Start of Dataset extract

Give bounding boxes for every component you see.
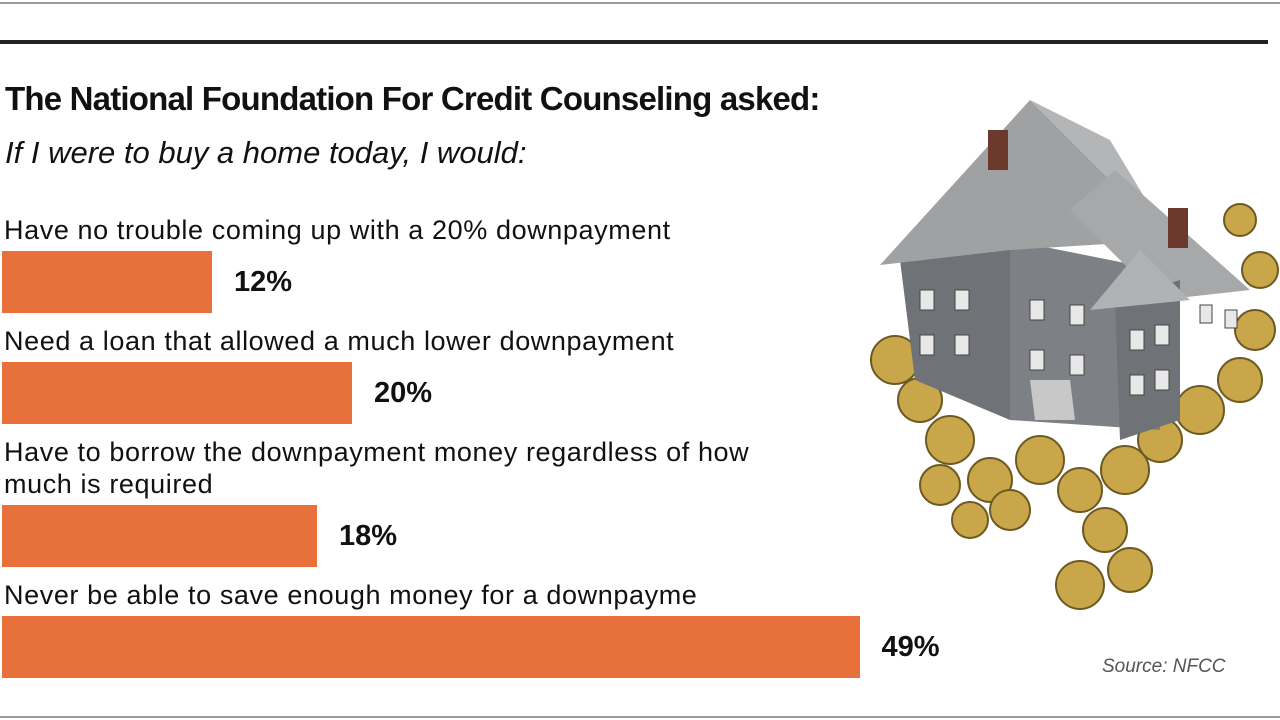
house-illustration (870, 100, 1279, 610)
bar-list: Have no trouble coming up with a 20% dow… (0, 214, 1000, 690)
bar-row: 12% (0, 251, 1000, 313)
category-label: Have to borrow the downpayment money reg… (4, 437, 750, 499)
value-label: 49% (881, 631, 940, 663)
value-label: 20% (374, 377, 433, 409)
category-label: Need a loan that allowed a much lower do… (4, 326, 675, 356)
value-label: 12% (234, 266, 293, 298)
header-rule (0, 40, 1268, 44)
bar-item: Have no trouble coming up with a 20% dow… (0, 214, 1000, 313)
category-label: Have no trouble coming up with a 20% dow… (4, 215, 671, 245)
bar-item: Need a loan that allowed a much lower do… (0, 325, 1000, 424)
bar-item: Have to borrow the downpayment money reg… (0, 436, 1000, 567)
bar (2, 616, 860, 678)
value-label: 18% (339, 520, 398, 552)
bar-row: 20% (0, 362, 1000, 424)
top-rule (0, 2, 1280, 4)
category-label: Never be able to save enough money for a… (4, 580, 698, 610)
bar-item: Never be able to save enough money for a… (0, 579, 1000, 678)
bar (2, 362, 352, 424)
source-note: Source: NFCC (1102, 656, 1226, 677)
bar-row: 49% (0, 616, 1000, 678)
bar-row: 18% (0, 505, 1000, 567)
bar (2, 505, 317, 567)
chart-subtitle: If I were to buy a home today, I would: (5, 135, 527, 170)
bottom-rule (0, 716, 1280, 718)
chart-title: The National Foundation For Credit Couns… (5, 80, 820, 117)
bar (2, 251, 212, 313)
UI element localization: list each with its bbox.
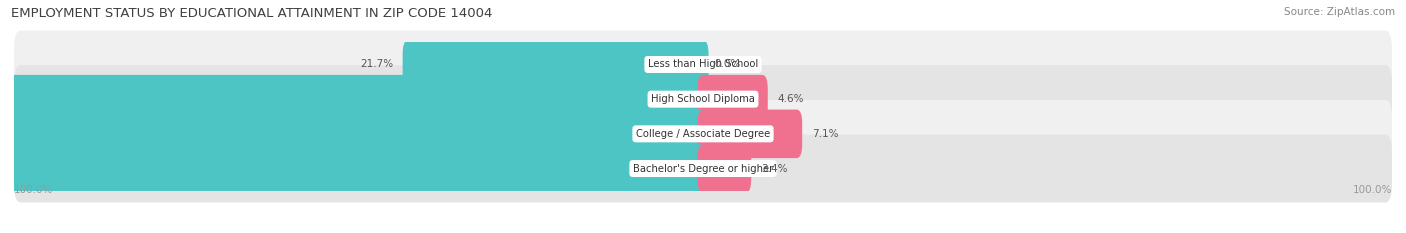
FancyBboxPatch shape: [697, 144, 751, 193]
Text: High School Diploma: High School Diploma: [651, 94, 755, 104]
FancyBboxPatch shape: [0, 110, 709, 158]
FancyBboxPatch shape: [402, 40, 709, 89]
Text: 4.6%: 4.6%: [778, 94, 804, 104]
Text: 100.0%: 100.0%: [1353, 185, 1392, 195]
FancyBboxPatch shape: [14, 134, 1392, 202]
Text: College / Associate Degree: College / Associate Degree: [636, 129, 770, 139]
Text: 0.0%: 0.0%: [714, 59, 741, 69]
FancyBboxPatch shape: [14, 65, 1392, 133]
Text: EMPLOYMENT STATUS BY EDUCATIONAL ATTAINMENT IN ZIP CODE 14004: EMPLOYMENT STATUS BY EDUCATIONAL ATTAINM…: [11, 7, 492, 20]
FancyBboxPatch shape: [697, 75, 768, 123]
Text: 7.1%: 7.1%: [811, 129, 838, 139]
Text: Less than High School: Less than High School: [648, 59, 758, 69]
Text: 3.4%: 3.4%: [761, 164, 787, 174]
FancyBboxPatch shape: [697, 110, 803, 158]
FancyBboxPatch shape: [14, 100, 1392, 168]
Text: Bachelor's Degree or higher: Bachelor's Degree or higher: [633, 164, 773, 174]
FancyBboxPatch shape: [14, 31, 1392, 99]
Text: Source: ZipAtlas.com: Source: ZipAtlas.com: [1284, 7, 1395, 17]
Text: 100.0%: 100.0%: [14, 185, 53, 195]
FancyBboxPatch shape: [0, 75, 709, 123]
Text: 21.7%: 21.7%: [360, 59, 394, 69]
FancyBboxPatch shape: [0, 144, 709, 193]
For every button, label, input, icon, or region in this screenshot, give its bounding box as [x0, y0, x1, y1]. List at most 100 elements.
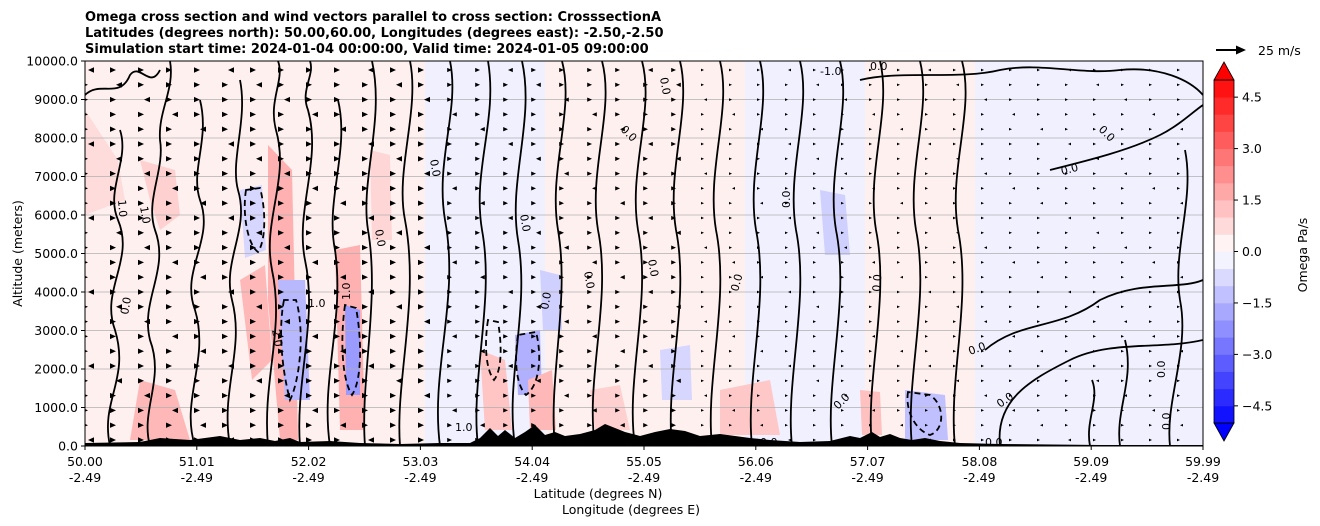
wind-vector [1065, 275, 1068, 279]
wind-vector [1121, 113, 1124, 116]
wind-vector [564, 171, 569, 176]
wind-vector [643, 408, 648, 413]
wind-vector [1180, 127, 1183, 131]
wind-vector [284, 96, 290, 103]
wind-vector [194, 170, 200, 177]
wind-vector [228, 141, 234, 147]
wind-vector [340, 422, 346, 428]
wind-vector [587, 319, 592, 324]
wind-vector [981, 364, 984, 368]
wind-vector [592, 408, 597, 413]
wind-vector [1177, 305, 1180, 309]
wind-vector [110, 422, 116, 428]
wind-vector [110, 200, 116, 206]
wind-vector [760, 275, 763, 279]
wind-vector [701, 142, 704, 146]
wind-vector [138, 422, 144, 428]
wind-vector [138, 156, 144, 162]
wind-vector [503, 97, 508, 102]
wind-vector [110, 244, 116, 251]
wind-vector [194, 111, 200, 118]
wind-vector [897, 335, 900, 338]
wind-vector [306, 156, 312, 162]
wind-vector [250, 200, 256, 206]
wind-vector [390, 274, 396, 280]
wind-vector [1124, 246, 1127, 249]
wind-vector [138, 126, 144, 132]
wind-vector [194, 215, 200, 221]
contour-line [511, 61, 527, 446]
wind-vector [671, 141, 676, 147]
wind-vector [671, 275, 676, 280]
wind-vector [1009, 157, 1012, 161]
x-tick-label-longitude: -2.49 [740, 470, 772, 485]
wind-vector [1180, 275, 1183, 279]
wind-vector [334, 363, 340, 369]
wind-vector [785, 201, 788, 205]
wind-vector [788, 290, 791, 294]
wind-vector [110, 96, 116, 103]
wind-vector [1065, 83, 1068, 87]
wind-vector [531, 67, 536, 73]
wind-vector [418, 407, 424, 414]
omega-positive-region [240, 265, 272, 380]
wind-vector [475, 245, 480, 250]
wind-vector [701, 275, 704, 279]
wind-vector [869, 83, 872, 87]
wind-vector [1177, 68, 1180, 72]
wind-vector [841, 113, 844, 116]
contour-line [984, 279, 1203, 351]
wind-vector [531, 260, 536, 265]
wind-vector [813, 423, 816, 427]
wind-vector [1009, 246, 1012, 249]
wind-vector [981, 261, 984, 264]
wind-vector [334, 67, 340, 73]
contour-label: 0.0 [372, 228, 388, 247]
wind-vector [559, 349, 564, 354]
wind-vector [701, 68, 704, 72]
wind-vector [368, 437, 374, 443]
wind-vector [841, 379, 844, 383]
wind-vector [222, 407, 228, 414]
wind-vector [701, 261, 704, 264]
wind-vector [953, 335, 956, 338]
wind-vector [729, 201, 732, 205]
wind-vector [447, 215, 452, 221]
wind-vector [564, 319, 569, 324]
wind-vector [760, 423, 763, 427]
contour-label: 0.0 [657, 76, 673, 95]
wind-vector [531, 393, 536, 398]
wind-vector [1149, 231, 1152, 235]
wind-vector [306, 304, 312, 310]
wind-vector [1149, 305, 1152, 309]
wind-vector [250, 392, 256, 399]
wind-vector [925, 275, 928, 279]
wind-vector [869, 216, 872, 220]
wind-vector [953, 187, 956, 190]
wind-vector [447, 97, 452, 102]
wind-vector [508, 363, 513, 369]
contour-line [869, 61, 885, 446]
wind-vector [559, 408, 564, 413]
wind-vector [701, 83, 704, 87]
wind-vector [925, 98, 928, 101]
wind-vector [897, 216, 900, 220]
wind-vector [531, 408, 536, 413]
wind-vector [475, 97, 480, 102]
wind-vector [1124, 394, 1127, 397]
wind-vector [701, 187, 704, 190]
wind-vector [222, 200, 228, 206]
wind-vector [1037, 142, 1040, 146]
wind-vector [785, 187, 788, 190]
wind-vector [729, 83, 732, 87]
wind-vector [250, 111, 256, 118]
wind-vector [869, 68, 872, 72]
wind-vector [222, 156, 228, 162]
wind-vector [587, 349, 592, 354]
colorbar-tick-label: 3.0 [1242, 141, 1262, 156]
wind-vector [953, 127, 956, 131]
wind-vector [503, 186, 508, 191]
wind-vector [813, 113, 816, 116]
wind-vector [841, 423, 844, 427]
wind-vector [194, 96, 200, 103]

End of Dataset extract

◆ What needs to be done ◆
Reproduce all of the material above verbatim, from the first line through the last, but omit the pictures.

◆ Response for this exercise ◆
Give bounding boxes for every component you see.
house-illustration (870, 100, 1279, 610)
bar-list: Have no trouble coming up with a 20% dow… (0, 214, 1000, 690)
bar-row: 12% (0, 251, 1000, 313)
category-label: Have to borrow the downpayment money reg… (4, 437, 750, 499)
value-label: 49% (881, 631, 940, 663)
value-label: 20% (374, 377, 433, 409)
category-label: Need a loan that allowed a much lower do… (4, 326, 675, 356)
value-label: 12% (234, 266, 293, 298)
header-rule (0, 40, 1268, 44)
bar-item: Have no trouble coming up with a 20% dow… (0, 214, 1000, 313)
category-label: Have no trouble coming up with a 20% dow… (4, 215, 671, 245)
bar-item: Need a loan that allowed a much lower do… (0, 325, 1000, 424)
bar-item: Have to borrow the downpayment money reg… (0, 436, 1000, 567)
bar (2, 616, 860, 678)
value-label: 18% (339, 520, 398, 552)
bar-row: 20% (0, 362, 1000, 424)
top-rule (0, 2, 1280, 4)
category-label: Never be able to save enough money for a… (4, 580, 698, 610)
bar-item: Never be able to save enough money for a… (0, 579, 1000, 678)
bar (2, 362, 352, 424)
source-note: Source: NFCC (1102, 656, 1226, 677)
bar-row: 49% (0, 616, 1000, 678)
bar-row: 18% (0, 505, 1000, 567)
bar (2, 505, 317, 567)
chart-subtitle: If I were to buy a home today, I would: (5, 135, 527, 170)
bottom-rule (0, 716, 1280, 718)
chart-title: The National Foundation For Credit Couns… (5, 80, 820, 117)
bar (2, 251, 212, 313)
UI element localization: list each with its bbox.
FancyBboxPatch shape: [697, 144, 751, 193]
Text: High School Diploma: High School Diploma: [651, 94, 755, 104]
FancyBboxPatch shape: [0, 110, 709, 158]
FancyBboxPatch shape: [402, 40, 709, 89]
Text: 4.6%: 4.6%: [778, 94, 804, 104]
Text: 100.0%: 100.0%: [1353, 185, 1392, 195]
FancyBboxPatch shape: [14, 134, 1392, 202]
Text: College / Associate Degree: College / Associate Degree: [636, 129, 770, 139]
Text: 0.0%: 0.0%: [714, 59, 741, 69]
FancyBboxPatch shape: [14, 65, 1392, 133]
Text: EMPLOYMENT STATUS BY EDUCATIONAL ATTAINMENT IN ZIP CODE 14004: EMPLOYMENT STATUS BY EDUCATIONAL ATTAINM…: [11, 7, 492, 20]
FancyBboxPatch shape: [697, 75, 768, 123]
Text: 7.1%: 7.1%: [811, 129, 838, 139]
Text: Less than High School: Less than High School: [648, 59, 758, 69]
Text: 3.4%: 3.4%: [761, 164, 787, 174]
FancyBboxPatch shape: [697, 110, 803, 158]
FancyBboxPatch shape: [14, 100, 1392, 168]
Text: Bachelor's Degree or higher: Bachelor's Degree or higher: [633, 164, 773, 174]
FancyBboxPatch shape: [14, 31, 1392, 99]
Text: Source: ZipAtlas.com: Source: ZipAtlas.com: [1284, 7, 1395, 17]
Text: 100.0%: 100.0%: [14, 185, 53, 195]
FancyBboxPatch shape: [0, 75, 709, 123]
Text: 21.7%: 21.7%: [360, 59, 394, 69]
FancyBboxPatch shape: [0, 144, 709, 193]
For every button, label, input, icon, or region in this screenshot, give its bounding box as [x0, y0, x1, y1]. List at most 100 elements.
wind-vector [1065, 275, 1068, 279]
wind-vector [1121, 113, 1124, 116]
wind-vector [564, 171, 569, 176]
wind-vector [643, 408, 648, 413]
wind-vector [1180, 127, 1183, 131]
wind-vector [284, 96, 290, 103]
wind-vector [194, 170, 200, 177]
wind-vector [228, 141, 234, 147]
wind-vector [340, 422, 346, 428]
wind-vector [587, 319, 592, 324]
wind-vector [981, 364, 984, 368]
wind-vector [592, 408, 597, 413]
wind-vector [1177, 305, 1180, 309]
wind-vector [110, 422, 116, 428]
wind-vector [110, 200, 116, 206]
wind-vector [760, 275, 763, 279]
wind-vector [701, 142, 704, 146]
wind-vector [138, 422, 144, 428]
wind-vector [138, 156, 144, 162]
wind-vector [503, 97, 508, 102]
wind-vector [110, 244, 116, 251]
wind-vector [194, 111, 200, 118]
wind-vector [897, 335, 900, 338]
wind-vector [306, 156, 312, 162]
wind-vector [250, 200, 256, 206]
wind-vector [390, 274, 396, 280]
wind-vector [1124, 246, 1127, 249]
wind-vector [138, 126, 144, 132]
wind-vector [194, 215, 200, 221]
contour-line [511, 61, 527, 446]
wind-vector [671, 141, 676, 147]
wind-vector [671, 275, 676, 280]
wind-vector [1009, 157, 1012, 161]
x-tick-label-longitude: -2.49 [740, 470, 772, 485]
wind-vector [1180, 275, 1183, 279]
wind-vector [334, 363, 340, 369]
wind-vector [785, 201, 788, 205]
wind-vector [788, 290, 791, 294]
wind-vector [110, 96, 116, 103]
wind-vector [1065, 83, 1068, 87]
wind-vector [531, 67, 536, 73]
wind-vector [418, 407, 424, 414]
omega-positive-region [240, 265, 272, 380]
wind-vector [475, 245, 480, 250]
wind-vector [701, 275, 704, 279]
wind-vector [869, 83, 872, 87]
wind-vector [1177, 68, 1180, 72]
wind-vector [841, 113, 844, 116]
contour-line [984, 279, 1203, 351]
wind-vector [531, 260, 536, 265]
wind-vector [813, 423, 816, 427]
wind-vector [1009, 246, 1012, 249]
wind-vector [981, 261, 984, 264]
wind-vector [334, 67, 340, 73]
contour-label: 0.0 [372, 228, 388, 247]
wind-vector [559, 349, 564, 354]
wind-vector [701, 68, 704, 72]
wind-vector [368, 437, 374, 443]
wind-vector [841, 379, 844, 383]
wind-vector [222, 407, 228, 414]
wind-vector [701, 261, 704, 264]
wind-vector [953, 335, 956, 338]
wind-vector [729, 201, 732, 205]
wind-vector [447, 215, 452, 221]
wind-vector [564, 319, 569, 324]
wind-vector [760, 423, 763, 427]
contour-label: 0.0 [657, 76, 673, 95]
wind-vector [531, 393, 536, 398]
wind-vector [1149, 231, 1152, 235]
wind-vector [306, 304, 312, 310]
wind-vector [1149, 305, 1152, 309]
wind-vector [250, 392, 256, 399]
wind-vector [925, 275, 928, 279]
wind-vector [869, 216, 872, 220]
wind-vector [953, 187, 956, 190]
wind-vector [447, 97, 452, 102]
wind-vector [508, 363, 513, 369]
contour-line [869, 61, 885, 446]
wind-vector [559, 408, 564, 413]
wind-vector [701, 83, 704, 87]
wind-vector [925, 98, 928, 101]
wind-vector [897, 216, 900, 220]
wind-vector [531, 408, 536, 413]
wind-vector [475, 97, 480, 102]
wind-vector [1124, 394, 1127, 397]
wind-vector [701, 187, 704, 190]
wind-vector [222, 200, 228, 206]
wind-vector [1037, 142, 1040, 146]
wind-vector [785, 187, 788, 190]
wind-vector [729, 83, 732, 87]
wind-vector [250, 111, 256, 118]
wind-vector [869, 68, 872, 72]
wind-vector [222, 156, 228, 162]
wind-vector [587, 349, 592, 354]
colorbar-tick-label: 3.0 [1242, 141, 1262, 156]
wind-vector [953, 127, 956, 131]
wind-vector [503, 186, 508, 191]
wind-vector [813, 113, 816, 116]
wind-vector [841, 423, 844, 427]
wind-vector [194, 96, 200, 103]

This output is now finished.